Entries from a dataset
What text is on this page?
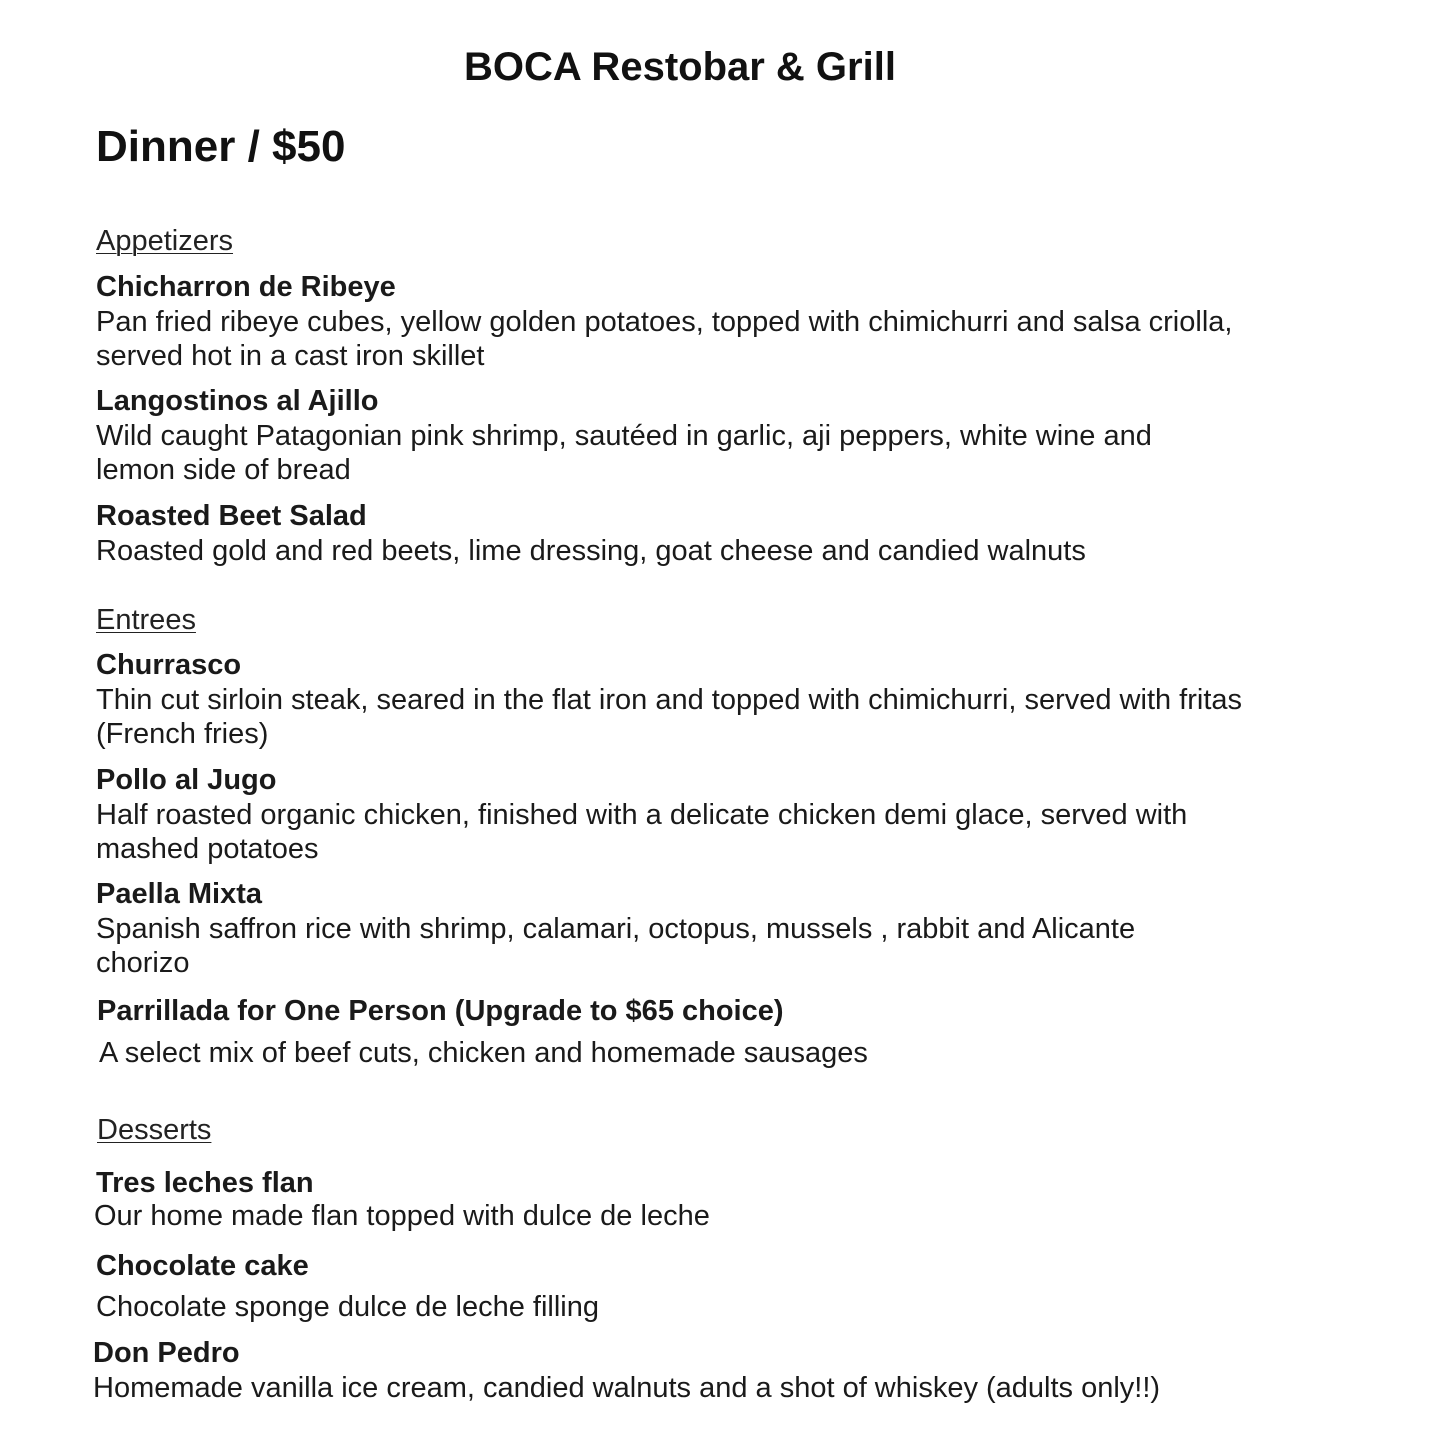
BOCA Restobar & Grill
Dinner / $50
Appetizers
Chicharron de Ribeye
Pan fried ribeye cubes, yellow golden potatoes, topped with chimichurri and salsa criolla, served hot in a cast iron skillet
Langostinos al Ajillo
Wild caught Patagonian pink shrimp, sautéed in garlic, aji peppers, white wine and lemon side of bread
Roasted Beet Salad
Roasted gold and red beets, lime dressing, goat cheese and candied walnuts
Entrees
Churrasco
Thin cut sirloin steak, seared in the flat iron and topped with chimichurri, served with fritas (French fries)
Pollo al Jugo
Half roasted organic chicken, finished with a delicate chicken demi glace, served with mashed potatoes
Paella Mixta
Spanish saffron rice with shrimp, calamari, octopus, mussels , rabbit and Alicante chorizo
Parrillada for One Person (Upgrade to $65 choice)
A select mix of beef cuts, chicken and homemade sausages
Desserts
Tres leches flan
Our home made flan topped with dulce de leche
Chocolate cake
Chocolate sponge dulce de leche filling
Don Pedro
Homemade vanilla ice cream, candied walnuts and a shot of whiskey (adults only!!)
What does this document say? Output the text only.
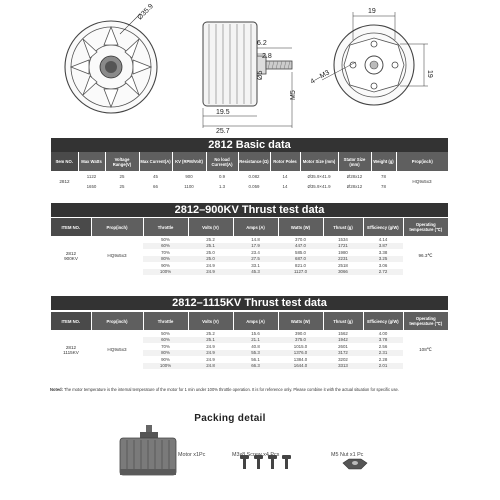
Ø35.9
6.2
2.8
Ø5
M5
19.5
25.7
19
19
4—M3
2812 Basic data
Item NO.	Max Watts	Voltage Range(V)	Max Current(A)	KV (RPM/Volt)	No load Current(A)	Resistance (Ω)	Rotor Poles	Motor Size (mm)	Stator Size (mm)	Weight (g)	Prop(inch)
2812	1122	25	45	900	0.9	0.082	14	Ø35.9×41.9	Ø28x12	78	HQ9x5x3
	1650	25	66	1100	1.3	0.059	14	Ø35.9×41.9	Ø28x12	78	
2812–900KV Thrust test data
ITEM NO.	Prop(inch)	Throttle	Volts (V)	Amps (A)	Watts (W)	Thrust (g)	Efficiency (g/W)	Operating temperature (℃)
2812
900KV	HQ9x5x3	50%	25.2	14.8	370.0	1534	4.14	96.3℃
		60%	25.1	17.9	447.0	1721	3.87	
		70%	25.0	23.4	585.0	1980	3.38	
		80%	25.0	27.5	687.0	2231	3.25	
		90%	24.9	33.1	821.0	2518	3.06	
		100%	24.9	45.3	1127.0	3066	2.72	
2812–1115KV Thrust test data
ITEM NO.	Prop(inch)	Throttle	Volts (V)	Amps (A)	Watts (W)	Thrust (g)	Efficiency (g/W)	Operating temperature (℃)
2812
1115KV	HQ9x5x3	50%	25.2	15.6	390.0	1562	4.00	108℃
		60%	25.1	21.1	375.0	1942	3.78	
		70%	24.9	40.8	1015.0	2601	2.56	
		80%	24.9	55.3	1376.0	3172	2.31	
		90%	24.9	56.1	1384.0	3202	2.28	
		100%	24.8	66.3	1644.0	3313	2.01	
Noted: The motor temperature is the internal temperature of the motor for 1 min under 100% throttle operation. It is for reference only. Please combine it with the actual situation for specific use.
Packing detail
Motor x1Pc	M3x8 Screw x4 Pcs	M5 Nut x1 Pc
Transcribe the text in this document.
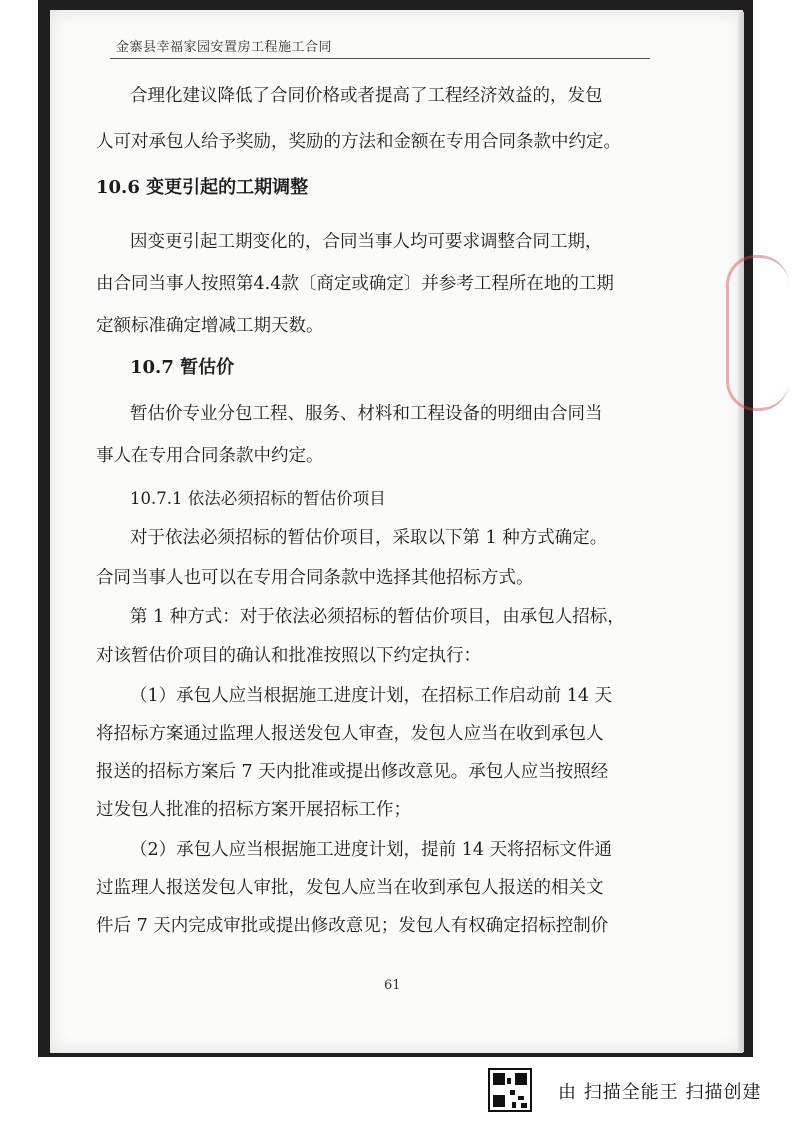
金寨县幸福家园安置房工程施工合同
合理化建议降低了合同价格或者提高了工程经济效益的，发包
人可对承包人给予奖励，奖励的方法和金额在专用合同条款中约定。
10.6 变更引起的工期调整
因变更引起工期变化的，合同当事人均可要求调整合同工期，
由合同当事人按照第4.4款〔商定或确定〕并参考工程所在地的工期
定额标准确定增减工期天数。
10.7 暂估价
暂估价专业分包工程、服务、材料和工程设备的明细由合同当
事人在专用合同条款中约定。
10.7.1 依法必须招标的暂估价项目
对于依法必须招标的暂估价项目，采取以下第 1 种方式确定。
合同当事人也可以在专用合同条款中选择其他招标方式。
第 1 种方式：对于依法必须招标的暂估价项目，由承包人招标，
对该暂估价项目的确认和批准按照以下约定执行：
（1）承包人应当根据施工进度计划，在招标工作启动前 14 天
将招标方案通过监理人报送发包人审查，发包人应当在收到承包人
报送的招标方案后 7 天内批准或提出修改意见。承包人应当按照经
过发包人批准的招标方案开展招标工作；
（2）承包人应当根据施工进度计划，提前 14 天将招标文件通
过监理人报送发包人审批，发包人应当在收到承包人报送的相关文
件后 7 天内完成审批或提出修改意见；发包人有权确定招标控制价
61
由 扫描全能王 扫描创建
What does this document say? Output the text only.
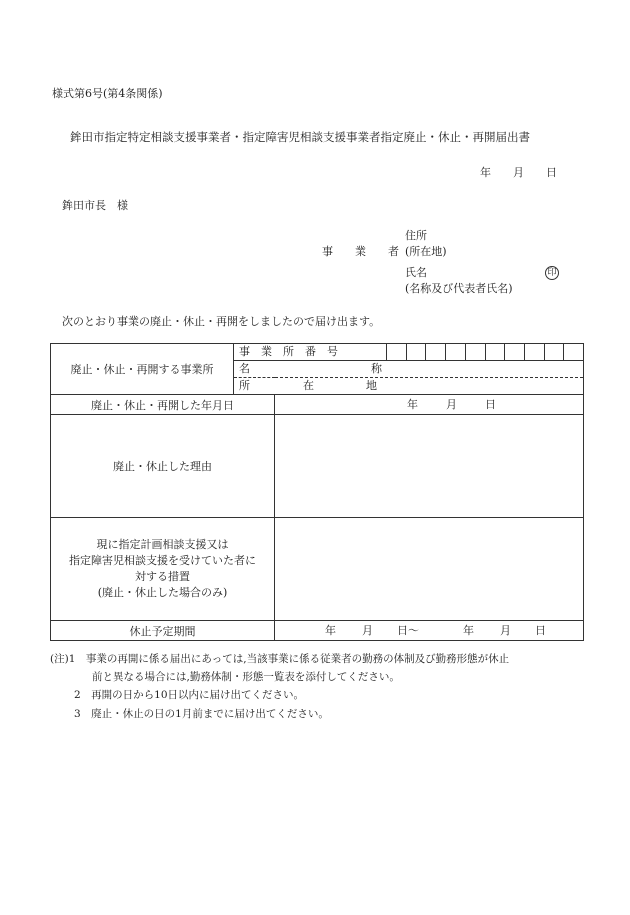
様式第6号(第4条関係)
鉾田市指定特定相談支援事業者・指定障害児相談支援事業者指定廃止・休止・再開届出書
年 月 日
鉾田市長　様
住所
事　　業　　者 (所在地)
氏名	印
(名称及び代表者氏名)
次のとおり事業の廃止・休止・再開をしましたので届け出ます。
廃止・休止・再開する事業所	事　業　所　番　号	

	名 称	

	所 在 地	

廃止・休止・再開した年月日		年 月 日

廃止・休止した理由		

現に指定計画相談支援又は
指定障害児相談支援を受けていた者に
対する措置
(廃止・休止した場合のみ)		

休止予定期間		年 月 日～ 年 月 日
(注)1　事業の再開に係る届出にあっては,当該事業に係る従業者の勤務の体制及び勤務形態が休止
前と異なる場合には,勤務体制・形態一覧表を添付してください。
2　再開の日から10日以内に届け出てください。
3　廃止・休止の日の1月前までに届け出てください。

§ TO DO
The records above should be reproduced exactly, with no pictures included.

§ THE RESPONSE
What text is on this page?
BOCA Restobar & Grill
Dinner / $50
Appetizers
Chicharron de Ribeye
Pan fried ribeye cubes, yellow golden potatoes, topped with chimichurri and salsa criolla, served hot in a cast iron skillet
Langostinos al Ajillo
Wild caught Patagonian pink shrimp, sautéed in garlic, aji peppers, white wine and lemon side of bread
Roasted Beet Salad
Roasted gold and red beets, lime dressing, goat cheese and candied walnuts
Entrees
Churrasco
Thin cut sirloin steak, seared in the flat iron and topped with chimichurri, served with fritas (French fries)
Pollo al Jugo
Half roasted organic chicken, finished with a delicate chicken demi glace, served with mashed potatoes
Paella Mixta
Spanish saffron rice with shrimp, calamari, octopus, mussels , rabbit and Alicante chorizo
Parrillada for One Person (Upgrade to $65 choice)
A select mix of beef cuts, chicken and homemade sausages
Desserts
Tres leches flan
Our home made flan topped with dulce de leche
Chocolate cake
Chocolate sponge dulce de leche filling
Don Pedro
Homemade vanilla ice cream, candied walnuts and a shot of whiskey (adults only!!)
What does this document say? Output the text only.
Ø35.9
6.2
2.8
Ø5
M5
19.5
25.7
19
19
4—M3
2812 Basic data
Item NO.	Max Watts	Voltage Range(V)	Max Current(A)	KV (RPM/Volt)	No load Current(A)	Resistance (Ω)	Rotor Poles	Motor Size (mm)	Stator Size (mm)	Weight (g)	Prop(inch)
2812	1122	25	45	900	0.9	0.082	14	Ø35.9×41.9	Ø28x12	78	HQ9x5x3
	1650	25	66	1100	1.3	0.059	14	Ø35.9×41.9	Ø28x12	78	
2812–900KV Thrust test data
ITEM NO.	Prop(inch)	Throttle	Volts (V)	Amps (A)	Watts (W)	Thrust (g)	Efficiency (g/W)	Operating temperature (℃)
2812
900KV	HQ9x5x3	50%	25.2	14.8	370.0	1534	4.14	96.3℃
		60%	25.1	17.9	447.0	1721	3.87	
		70%	25.0	23.4	585.0	1980	3.38	
		80%	25.0	27.5	687.0	2231	3.25	
		90%	24.9	33.1	821.0	2518	3.06	
		100%	24.9	45.3	1127.0	3066	2.72	
2812–1115KV Thrust test data
ITEM NO.	Prop(inch)	Throttle	Volts (V)	Amps (A)	Watts (W)	Thrust (g)	Efficiency (g/W)	Operating temperature (℃)
2812
1115KV	HQ9x5x3	50%	25.2	15.6	390.0	1562	4.00	108℃
		60%	25.1	21.1	375.0	1942	3.78	
		70%	24.9	40.8	1015.0	2601	2.56	
		80%	24.9	55.3	1376.0	3172	2.31	
		90%	24.9	56.1	1384.0	3202	2.28	
		100%	24.8	66.3	1644.0	3313	2.01	
Noted: The motor temperature is the internal temperature of the motor for 1 min under 100% throttle operation. It is for reference only. Please combine it with the actual situation for specific use.
Packing detail
Motor x1Pc	M3x8 Screw x4 Pcs	M5 Nut x1 Pc
Transcribe the text in this document.
金寨县幸福家园安置房工程施工合同
合理化建议降低了合同价格或者提高了工程经济效益的，发包
人可对承包人给予奖励，奖励的方法和金额在专用合同条款中约定。
10.6 变更引起的工期调整
因变更引起工期变化的，合同当事人均可要求调整合同工期，
由合同当事人按照第4.4款〔商定或确定〕并参考工程所在地的工期
定额标准确定增减工期天数。
10.7 暂估价
暂估价专业分包工程、服务、材料和工程设备的明细由合同当
事人在专用合同条款中约定。
10.7.1 依法必须招标的暂估价项目
对于依法必须招标的暂估价项目，采取以下第 1 种方式确定。
合同当事人也可以在专用合同条款中选择其他招标方式。
第 1 种方式：对于依法必须招标的暂估价项目，由承包人招标，
对该暂估价项目的确认和批准按照以下约定执行：
（1）承包人应当根据施工进度计划，在招标工作启动前 14 天
将招标方案通过监理人报送发包人审查，发包人应当在收到承包人
报送的招标方案后 7 天内批准或提出修改意见。承包人应当按照经
过发包人批准的招标方案开展招标工作；
（2）承包人应当根据施工进度计划，提前 14 天将招标文件通
过监理人报送发包人审批，发包人应当在收到承包人报送的相关文
件后 7 天内完成审批或提出修改意见；发包人有权确定招标控制价
61
由 扫描全能王 扫描创建
What does this document say? Output the text only.
様式第6号(第4条関係)
鉾田市指定特定相談支援事業者・指定障害児相談支援事業者指定廃止・休止・再開届出書
年 月 日
鉾田市長　様
住所
事　　業　　者 (所在地)
氏名	印
(名称及び代表者氏名)
次のとおり事業の廃止・休止・再開をしましたので届け出ます。
廃止・休止・再開する事業所	事　業　所　番　号	

	名 称	

	所 在 地	

廃止・休止・再開した年月日		年 月 日

廃止・休止した理由		

現に指定計画相談支援又は
指定障害児相談支援を受けていた者に
対する措置
(廃止・休止した場合のみ)		

休止予定期間		年 月 日～ 年 月 日
(注)1　事業の再開に係る届出にあっては,当該事業に係る従業者の勤務の体制及び勤務形態が休止
前と異なる場合には,勤務体制・形態一覧表を添付してください。
2　再開の日から10日以内に届け出てください。
3　廃止・休止の日の1月前までに届け出てください。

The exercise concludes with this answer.